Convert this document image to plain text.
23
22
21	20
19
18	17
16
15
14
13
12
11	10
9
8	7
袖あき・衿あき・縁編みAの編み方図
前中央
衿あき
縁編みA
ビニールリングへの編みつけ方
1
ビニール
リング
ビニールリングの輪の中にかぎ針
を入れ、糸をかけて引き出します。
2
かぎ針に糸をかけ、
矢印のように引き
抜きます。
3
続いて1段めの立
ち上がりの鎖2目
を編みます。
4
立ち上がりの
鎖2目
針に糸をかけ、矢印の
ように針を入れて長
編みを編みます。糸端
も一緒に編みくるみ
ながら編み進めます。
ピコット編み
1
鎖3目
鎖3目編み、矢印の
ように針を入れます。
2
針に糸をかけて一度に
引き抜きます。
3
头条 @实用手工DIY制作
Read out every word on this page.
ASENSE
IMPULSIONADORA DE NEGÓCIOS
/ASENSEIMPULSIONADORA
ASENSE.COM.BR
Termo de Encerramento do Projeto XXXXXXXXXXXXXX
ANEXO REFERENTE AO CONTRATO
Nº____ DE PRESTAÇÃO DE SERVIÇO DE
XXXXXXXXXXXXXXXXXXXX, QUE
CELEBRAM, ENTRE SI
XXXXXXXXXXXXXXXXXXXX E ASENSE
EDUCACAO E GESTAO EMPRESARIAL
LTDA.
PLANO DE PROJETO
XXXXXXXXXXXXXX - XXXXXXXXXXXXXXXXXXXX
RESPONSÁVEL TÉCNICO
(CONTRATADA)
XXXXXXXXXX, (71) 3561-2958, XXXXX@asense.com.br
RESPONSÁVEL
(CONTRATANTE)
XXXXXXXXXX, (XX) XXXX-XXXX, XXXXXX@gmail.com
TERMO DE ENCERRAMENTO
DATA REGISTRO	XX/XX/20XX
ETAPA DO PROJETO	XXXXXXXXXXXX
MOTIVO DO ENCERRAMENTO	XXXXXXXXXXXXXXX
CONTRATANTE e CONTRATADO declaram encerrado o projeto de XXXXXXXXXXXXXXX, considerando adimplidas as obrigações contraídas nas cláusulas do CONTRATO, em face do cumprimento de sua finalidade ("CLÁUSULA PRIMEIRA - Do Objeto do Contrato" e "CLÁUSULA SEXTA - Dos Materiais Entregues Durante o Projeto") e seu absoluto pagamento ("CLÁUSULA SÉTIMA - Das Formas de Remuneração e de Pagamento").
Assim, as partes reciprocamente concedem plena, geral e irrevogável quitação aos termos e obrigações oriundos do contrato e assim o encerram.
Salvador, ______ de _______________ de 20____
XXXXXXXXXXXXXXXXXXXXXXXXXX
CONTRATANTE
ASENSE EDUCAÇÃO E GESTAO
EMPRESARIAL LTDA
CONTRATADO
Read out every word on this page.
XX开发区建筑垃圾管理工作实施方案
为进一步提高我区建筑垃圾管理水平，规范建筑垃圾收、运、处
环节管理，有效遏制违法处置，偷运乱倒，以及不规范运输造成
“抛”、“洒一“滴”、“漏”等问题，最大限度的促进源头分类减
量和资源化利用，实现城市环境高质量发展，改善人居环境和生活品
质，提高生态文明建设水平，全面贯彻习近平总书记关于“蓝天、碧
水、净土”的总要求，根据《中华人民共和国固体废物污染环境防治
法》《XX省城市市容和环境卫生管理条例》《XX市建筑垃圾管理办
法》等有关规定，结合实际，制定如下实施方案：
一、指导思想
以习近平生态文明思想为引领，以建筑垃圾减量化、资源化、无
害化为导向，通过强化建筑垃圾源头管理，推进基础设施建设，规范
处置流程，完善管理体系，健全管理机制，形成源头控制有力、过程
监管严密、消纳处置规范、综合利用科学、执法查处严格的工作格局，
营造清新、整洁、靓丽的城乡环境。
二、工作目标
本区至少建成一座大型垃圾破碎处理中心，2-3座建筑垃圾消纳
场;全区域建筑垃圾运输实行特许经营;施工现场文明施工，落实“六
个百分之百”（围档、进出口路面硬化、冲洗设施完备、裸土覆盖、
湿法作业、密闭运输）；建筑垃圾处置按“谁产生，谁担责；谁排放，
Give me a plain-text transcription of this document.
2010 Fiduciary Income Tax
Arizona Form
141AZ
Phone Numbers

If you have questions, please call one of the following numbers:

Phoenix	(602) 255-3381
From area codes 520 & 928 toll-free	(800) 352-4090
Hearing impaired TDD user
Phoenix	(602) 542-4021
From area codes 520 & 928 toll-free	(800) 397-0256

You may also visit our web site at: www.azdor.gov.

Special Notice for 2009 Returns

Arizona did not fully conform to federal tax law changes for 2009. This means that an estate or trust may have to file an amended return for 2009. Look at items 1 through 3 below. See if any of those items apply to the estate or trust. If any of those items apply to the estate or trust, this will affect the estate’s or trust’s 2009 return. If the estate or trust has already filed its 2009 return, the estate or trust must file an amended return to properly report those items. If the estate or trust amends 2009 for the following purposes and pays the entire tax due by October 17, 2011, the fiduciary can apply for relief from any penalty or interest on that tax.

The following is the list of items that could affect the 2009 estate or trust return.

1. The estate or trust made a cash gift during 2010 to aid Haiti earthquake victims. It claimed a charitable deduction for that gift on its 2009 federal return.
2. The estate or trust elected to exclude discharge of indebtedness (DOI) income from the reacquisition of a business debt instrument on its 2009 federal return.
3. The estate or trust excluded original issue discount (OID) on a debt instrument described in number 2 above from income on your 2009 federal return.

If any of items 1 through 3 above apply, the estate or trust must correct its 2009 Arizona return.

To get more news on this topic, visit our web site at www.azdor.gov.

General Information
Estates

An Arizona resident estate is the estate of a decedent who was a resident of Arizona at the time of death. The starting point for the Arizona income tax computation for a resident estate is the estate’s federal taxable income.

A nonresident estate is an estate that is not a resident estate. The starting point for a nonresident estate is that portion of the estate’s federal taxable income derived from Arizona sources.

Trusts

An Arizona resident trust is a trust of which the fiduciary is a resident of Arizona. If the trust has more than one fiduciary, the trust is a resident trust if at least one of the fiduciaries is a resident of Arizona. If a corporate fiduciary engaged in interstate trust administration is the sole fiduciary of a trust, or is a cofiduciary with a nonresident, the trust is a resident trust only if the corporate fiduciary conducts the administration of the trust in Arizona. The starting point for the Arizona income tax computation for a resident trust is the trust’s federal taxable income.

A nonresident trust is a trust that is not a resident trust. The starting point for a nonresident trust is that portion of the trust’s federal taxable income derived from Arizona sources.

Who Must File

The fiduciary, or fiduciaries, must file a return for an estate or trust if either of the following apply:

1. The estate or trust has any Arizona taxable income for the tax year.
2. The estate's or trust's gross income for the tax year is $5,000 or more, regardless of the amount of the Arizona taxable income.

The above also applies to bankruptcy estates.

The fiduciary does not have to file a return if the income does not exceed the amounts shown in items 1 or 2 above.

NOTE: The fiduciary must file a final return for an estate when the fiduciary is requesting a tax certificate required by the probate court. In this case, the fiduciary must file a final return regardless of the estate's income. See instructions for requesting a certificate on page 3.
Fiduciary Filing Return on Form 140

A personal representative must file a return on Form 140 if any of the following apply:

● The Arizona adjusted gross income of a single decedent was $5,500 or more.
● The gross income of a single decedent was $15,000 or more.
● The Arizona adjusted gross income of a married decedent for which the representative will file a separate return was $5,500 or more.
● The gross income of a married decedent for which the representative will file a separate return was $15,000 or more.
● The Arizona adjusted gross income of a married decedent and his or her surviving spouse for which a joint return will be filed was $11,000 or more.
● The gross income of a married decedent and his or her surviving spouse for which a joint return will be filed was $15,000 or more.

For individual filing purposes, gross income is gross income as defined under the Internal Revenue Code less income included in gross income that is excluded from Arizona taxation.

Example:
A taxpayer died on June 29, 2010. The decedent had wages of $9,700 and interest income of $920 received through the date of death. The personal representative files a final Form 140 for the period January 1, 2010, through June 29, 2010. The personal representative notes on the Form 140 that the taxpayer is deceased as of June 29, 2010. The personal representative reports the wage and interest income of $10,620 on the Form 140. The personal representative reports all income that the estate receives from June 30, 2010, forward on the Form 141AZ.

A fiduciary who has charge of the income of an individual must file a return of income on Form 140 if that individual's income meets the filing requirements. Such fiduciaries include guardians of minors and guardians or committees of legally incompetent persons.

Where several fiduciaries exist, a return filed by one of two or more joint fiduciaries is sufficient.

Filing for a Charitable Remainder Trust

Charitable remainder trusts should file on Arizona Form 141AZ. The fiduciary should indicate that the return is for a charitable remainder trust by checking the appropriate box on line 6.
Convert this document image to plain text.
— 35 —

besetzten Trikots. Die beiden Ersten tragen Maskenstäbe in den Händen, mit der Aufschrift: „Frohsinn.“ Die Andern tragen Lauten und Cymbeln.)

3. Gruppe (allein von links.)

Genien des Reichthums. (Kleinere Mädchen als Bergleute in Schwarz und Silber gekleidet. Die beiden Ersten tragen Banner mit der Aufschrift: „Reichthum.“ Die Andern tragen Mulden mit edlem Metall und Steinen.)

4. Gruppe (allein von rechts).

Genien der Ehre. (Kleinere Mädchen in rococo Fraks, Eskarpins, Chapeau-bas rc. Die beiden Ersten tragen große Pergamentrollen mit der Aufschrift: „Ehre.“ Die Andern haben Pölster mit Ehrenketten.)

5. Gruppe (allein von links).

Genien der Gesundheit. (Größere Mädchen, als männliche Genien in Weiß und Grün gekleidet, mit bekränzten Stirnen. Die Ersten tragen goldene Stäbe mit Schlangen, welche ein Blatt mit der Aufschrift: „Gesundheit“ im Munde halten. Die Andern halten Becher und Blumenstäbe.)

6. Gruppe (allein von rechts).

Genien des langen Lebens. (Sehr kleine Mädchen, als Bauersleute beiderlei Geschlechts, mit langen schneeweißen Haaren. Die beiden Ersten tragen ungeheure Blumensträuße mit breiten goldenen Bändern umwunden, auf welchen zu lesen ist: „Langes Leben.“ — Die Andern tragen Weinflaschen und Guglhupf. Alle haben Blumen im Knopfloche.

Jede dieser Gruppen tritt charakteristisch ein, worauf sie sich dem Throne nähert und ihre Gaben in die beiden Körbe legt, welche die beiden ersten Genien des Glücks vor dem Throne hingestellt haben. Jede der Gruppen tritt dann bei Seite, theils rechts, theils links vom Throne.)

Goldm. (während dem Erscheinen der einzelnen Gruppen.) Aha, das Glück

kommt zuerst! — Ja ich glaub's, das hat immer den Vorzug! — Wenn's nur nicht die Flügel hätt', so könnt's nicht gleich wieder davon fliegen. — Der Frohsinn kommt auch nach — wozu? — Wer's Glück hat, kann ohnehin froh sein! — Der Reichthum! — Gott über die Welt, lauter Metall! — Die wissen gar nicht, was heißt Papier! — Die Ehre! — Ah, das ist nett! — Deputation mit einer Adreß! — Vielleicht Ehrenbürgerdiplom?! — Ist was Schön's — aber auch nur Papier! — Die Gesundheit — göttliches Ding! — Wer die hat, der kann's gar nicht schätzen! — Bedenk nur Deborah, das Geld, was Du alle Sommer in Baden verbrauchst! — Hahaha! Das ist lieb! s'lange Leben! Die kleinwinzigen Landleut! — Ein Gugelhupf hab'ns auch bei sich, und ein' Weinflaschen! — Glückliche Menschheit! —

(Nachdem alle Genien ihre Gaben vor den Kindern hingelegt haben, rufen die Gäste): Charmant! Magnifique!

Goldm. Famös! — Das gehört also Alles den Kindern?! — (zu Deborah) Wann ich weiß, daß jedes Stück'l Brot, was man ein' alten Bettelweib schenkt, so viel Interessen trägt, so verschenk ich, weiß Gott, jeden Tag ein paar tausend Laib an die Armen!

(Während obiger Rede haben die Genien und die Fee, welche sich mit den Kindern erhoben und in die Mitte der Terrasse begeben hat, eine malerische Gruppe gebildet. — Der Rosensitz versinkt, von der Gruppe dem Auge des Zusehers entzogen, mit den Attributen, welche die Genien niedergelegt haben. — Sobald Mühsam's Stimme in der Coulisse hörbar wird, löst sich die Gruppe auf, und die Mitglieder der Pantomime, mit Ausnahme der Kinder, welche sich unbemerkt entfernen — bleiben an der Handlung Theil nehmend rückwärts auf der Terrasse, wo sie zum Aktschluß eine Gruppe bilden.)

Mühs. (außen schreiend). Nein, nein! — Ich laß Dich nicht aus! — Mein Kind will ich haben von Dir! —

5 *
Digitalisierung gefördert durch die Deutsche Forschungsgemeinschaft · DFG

● Exercise directions
For the records above, state how many lines include the string "spouse", giving the number and nothing else.

● Solution below
2